**YOUR OBJECTIVE**
Copy each line with the word "Tasks" in it.

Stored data

━━━━━━━━━━

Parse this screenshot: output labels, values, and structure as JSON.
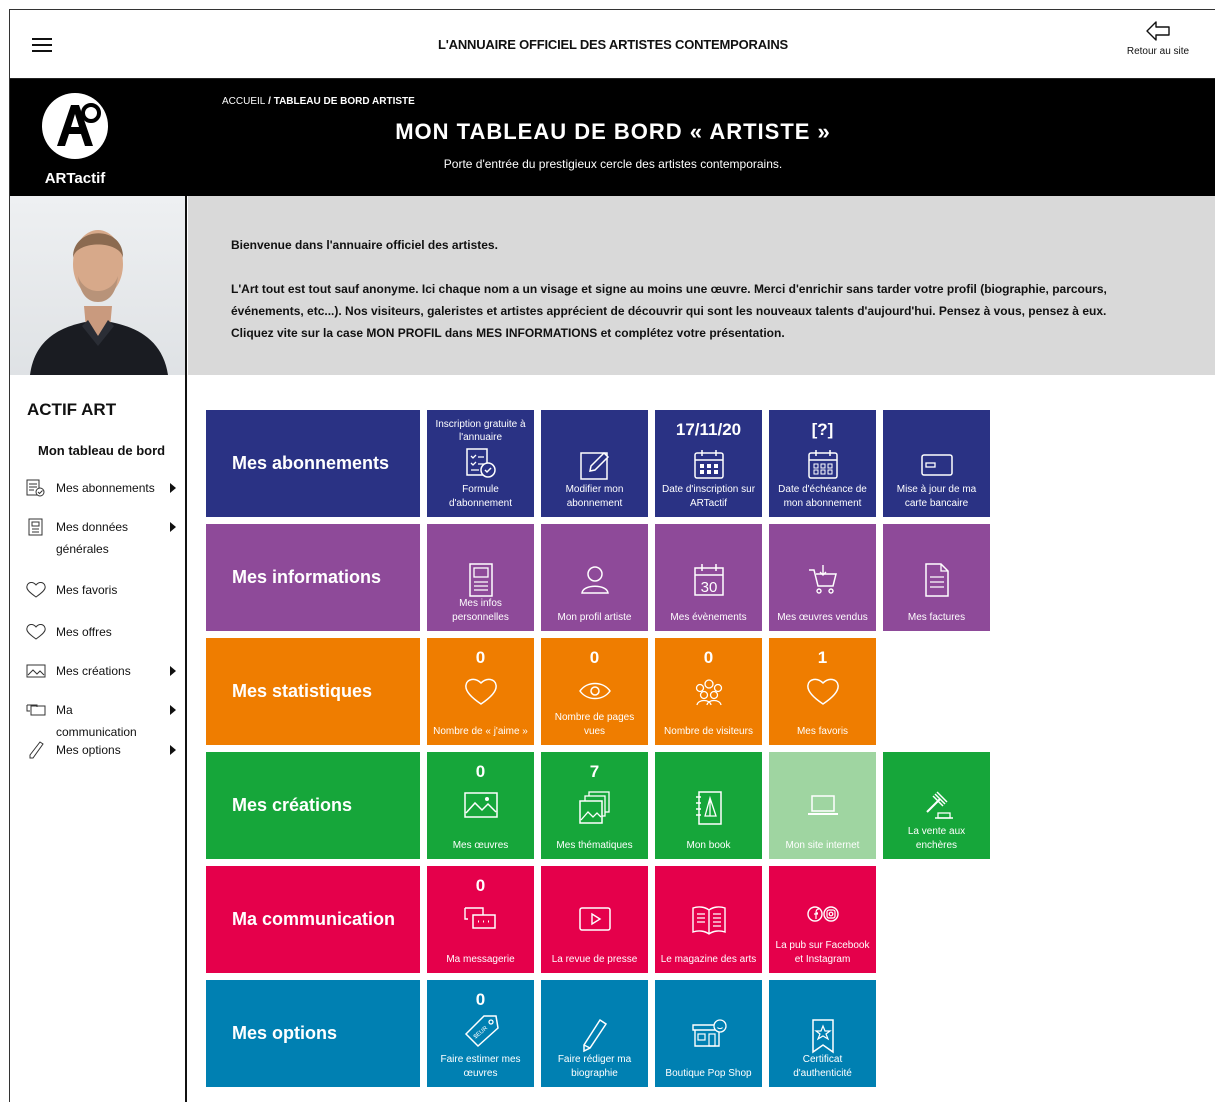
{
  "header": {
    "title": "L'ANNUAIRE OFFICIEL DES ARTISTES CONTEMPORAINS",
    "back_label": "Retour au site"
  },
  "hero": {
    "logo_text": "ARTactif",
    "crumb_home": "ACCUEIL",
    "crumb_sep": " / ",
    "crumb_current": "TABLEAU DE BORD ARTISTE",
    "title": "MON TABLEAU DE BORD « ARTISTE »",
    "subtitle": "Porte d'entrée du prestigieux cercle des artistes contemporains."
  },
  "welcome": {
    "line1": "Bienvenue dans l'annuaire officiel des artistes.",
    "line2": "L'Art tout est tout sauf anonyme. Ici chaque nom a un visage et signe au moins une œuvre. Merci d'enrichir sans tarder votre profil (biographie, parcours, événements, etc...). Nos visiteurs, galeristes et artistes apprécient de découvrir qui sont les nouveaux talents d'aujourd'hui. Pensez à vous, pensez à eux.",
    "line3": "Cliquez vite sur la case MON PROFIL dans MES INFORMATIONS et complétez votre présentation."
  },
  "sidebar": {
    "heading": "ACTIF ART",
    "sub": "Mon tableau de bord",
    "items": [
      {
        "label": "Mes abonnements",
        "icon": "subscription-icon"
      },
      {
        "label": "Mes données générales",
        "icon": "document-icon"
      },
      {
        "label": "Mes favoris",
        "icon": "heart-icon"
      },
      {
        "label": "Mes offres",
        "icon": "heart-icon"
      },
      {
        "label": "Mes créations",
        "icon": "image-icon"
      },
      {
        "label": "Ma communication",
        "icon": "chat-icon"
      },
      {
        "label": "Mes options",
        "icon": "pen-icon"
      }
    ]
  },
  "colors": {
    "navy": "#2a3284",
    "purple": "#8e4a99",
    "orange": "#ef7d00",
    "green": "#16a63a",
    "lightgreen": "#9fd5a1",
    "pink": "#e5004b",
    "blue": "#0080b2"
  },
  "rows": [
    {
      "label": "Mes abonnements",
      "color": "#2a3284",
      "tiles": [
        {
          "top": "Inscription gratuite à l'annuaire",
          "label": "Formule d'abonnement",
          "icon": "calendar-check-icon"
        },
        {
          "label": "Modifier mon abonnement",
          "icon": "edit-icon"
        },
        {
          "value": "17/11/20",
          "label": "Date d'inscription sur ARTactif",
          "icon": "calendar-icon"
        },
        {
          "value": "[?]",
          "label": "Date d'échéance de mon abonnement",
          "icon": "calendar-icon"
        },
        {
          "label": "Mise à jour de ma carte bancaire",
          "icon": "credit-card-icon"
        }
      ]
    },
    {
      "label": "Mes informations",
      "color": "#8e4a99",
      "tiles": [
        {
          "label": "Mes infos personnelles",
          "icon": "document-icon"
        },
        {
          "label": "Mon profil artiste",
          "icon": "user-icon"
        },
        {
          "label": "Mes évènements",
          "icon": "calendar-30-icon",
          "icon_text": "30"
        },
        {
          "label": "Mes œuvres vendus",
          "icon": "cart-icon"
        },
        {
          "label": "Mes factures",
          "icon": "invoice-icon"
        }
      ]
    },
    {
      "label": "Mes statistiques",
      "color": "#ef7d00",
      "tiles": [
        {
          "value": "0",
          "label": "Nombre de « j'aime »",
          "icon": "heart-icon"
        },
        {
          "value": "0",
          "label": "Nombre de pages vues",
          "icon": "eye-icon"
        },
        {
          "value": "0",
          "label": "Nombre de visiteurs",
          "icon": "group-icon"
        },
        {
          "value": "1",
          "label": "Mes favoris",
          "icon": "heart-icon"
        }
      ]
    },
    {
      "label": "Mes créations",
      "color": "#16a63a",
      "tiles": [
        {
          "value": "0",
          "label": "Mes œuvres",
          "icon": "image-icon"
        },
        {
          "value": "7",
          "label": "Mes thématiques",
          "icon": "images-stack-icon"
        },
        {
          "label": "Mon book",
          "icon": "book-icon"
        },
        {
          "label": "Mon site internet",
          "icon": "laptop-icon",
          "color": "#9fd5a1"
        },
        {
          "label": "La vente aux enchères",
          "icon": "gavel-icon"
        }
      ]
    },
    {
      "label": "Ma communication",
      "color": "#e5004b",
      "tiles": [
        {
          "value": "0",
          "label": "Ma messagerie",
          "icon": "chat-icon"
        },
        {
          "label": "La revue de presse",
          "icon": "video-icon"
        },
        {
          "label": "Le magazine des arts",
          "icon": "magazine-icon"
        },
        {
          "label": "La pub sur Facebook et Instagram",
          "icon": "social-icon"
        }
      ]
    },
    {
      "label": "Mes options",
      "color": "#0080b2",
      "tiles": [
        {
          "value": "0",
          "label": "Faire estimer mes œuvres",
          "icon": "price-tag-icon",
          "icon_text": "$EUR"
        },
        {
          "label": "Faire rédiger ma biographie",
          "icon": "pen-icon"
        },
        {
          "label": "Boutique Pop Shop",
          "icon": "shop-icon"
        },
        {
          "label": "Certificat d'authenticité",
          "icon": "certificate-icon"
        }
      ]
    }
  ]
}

━━━━━━━━━━

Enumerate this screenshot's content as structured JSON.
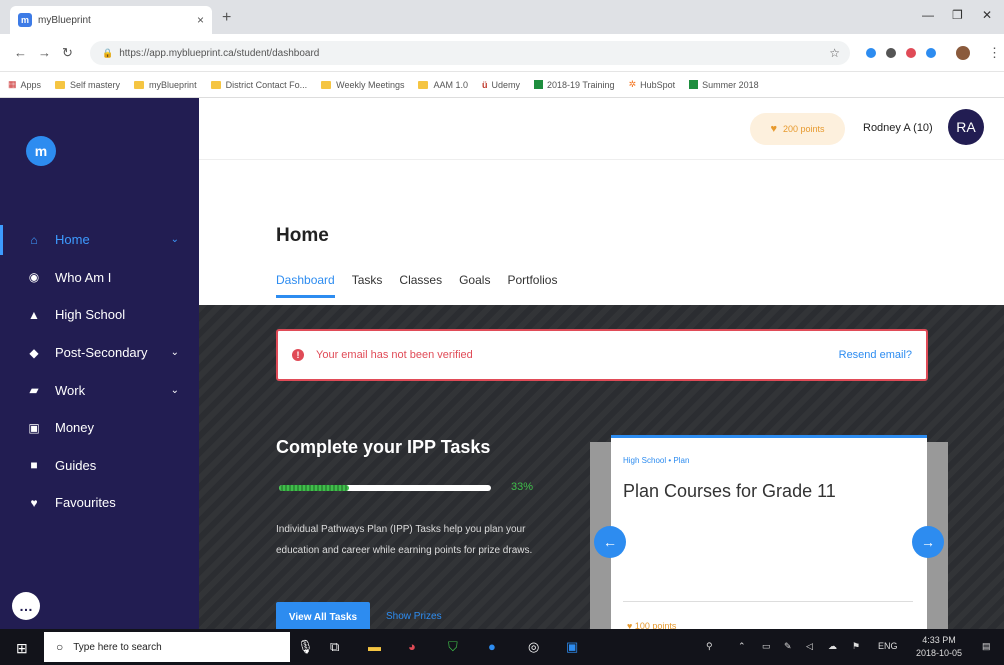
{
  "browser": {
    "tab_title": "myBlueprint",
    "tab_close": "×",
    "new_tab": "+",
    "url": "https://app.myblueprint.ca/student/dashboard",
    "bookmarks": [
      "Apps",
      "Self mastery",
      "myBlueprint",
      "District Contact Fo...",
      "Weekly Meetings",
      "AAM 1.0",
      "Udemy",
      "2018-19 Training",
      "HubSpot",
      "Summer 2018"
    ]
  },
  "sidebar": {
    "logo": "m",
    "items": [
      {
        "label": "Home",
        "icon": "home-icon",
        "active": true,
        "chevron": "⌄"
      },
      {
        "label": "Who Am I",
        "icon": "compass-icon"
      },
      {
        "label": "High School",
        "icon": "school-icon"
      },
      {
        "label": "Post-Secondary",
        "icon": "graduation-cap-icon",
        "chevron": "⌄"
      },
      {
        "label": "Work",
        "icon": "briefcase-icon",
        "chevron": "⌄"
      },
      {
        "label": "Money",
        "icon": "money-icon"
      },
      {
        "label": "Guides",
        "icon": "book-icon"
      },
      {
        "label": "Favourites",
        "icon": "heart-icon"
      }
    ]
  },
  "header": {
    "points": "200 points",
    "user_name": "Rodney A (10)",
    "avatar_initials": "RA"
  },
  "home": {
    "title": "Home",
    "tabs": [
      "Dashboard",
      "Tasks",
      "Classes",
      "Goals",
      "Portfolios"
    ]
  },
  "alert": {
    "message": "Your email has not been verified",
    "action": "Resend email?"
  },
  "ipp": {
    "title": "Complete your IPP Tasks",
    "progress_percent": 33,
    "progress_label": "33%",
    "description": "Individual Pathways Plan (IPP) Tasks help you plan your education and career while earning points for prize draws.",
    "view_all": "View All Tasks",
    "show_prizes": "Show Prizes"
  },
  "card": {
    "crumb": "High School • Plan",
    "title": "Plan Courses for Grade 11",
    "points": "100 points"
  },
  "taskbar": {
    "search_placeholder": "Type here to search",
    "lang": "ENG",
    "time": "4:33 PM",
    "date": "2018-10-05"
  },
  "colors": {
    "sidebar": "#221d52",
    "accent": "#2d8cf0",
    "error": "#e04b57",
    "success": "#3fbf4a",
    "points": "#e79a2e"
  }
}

━━━━━━━━━━

**WORKED SOLUTION**
      "Tasks",
    "title": "Complete your IPP Tasks",
    "description": "Individual Pathways Plan (IPP) Tasks help you plan your education and career while earning points for prize draws.",
    "view_all": "View All Tasks",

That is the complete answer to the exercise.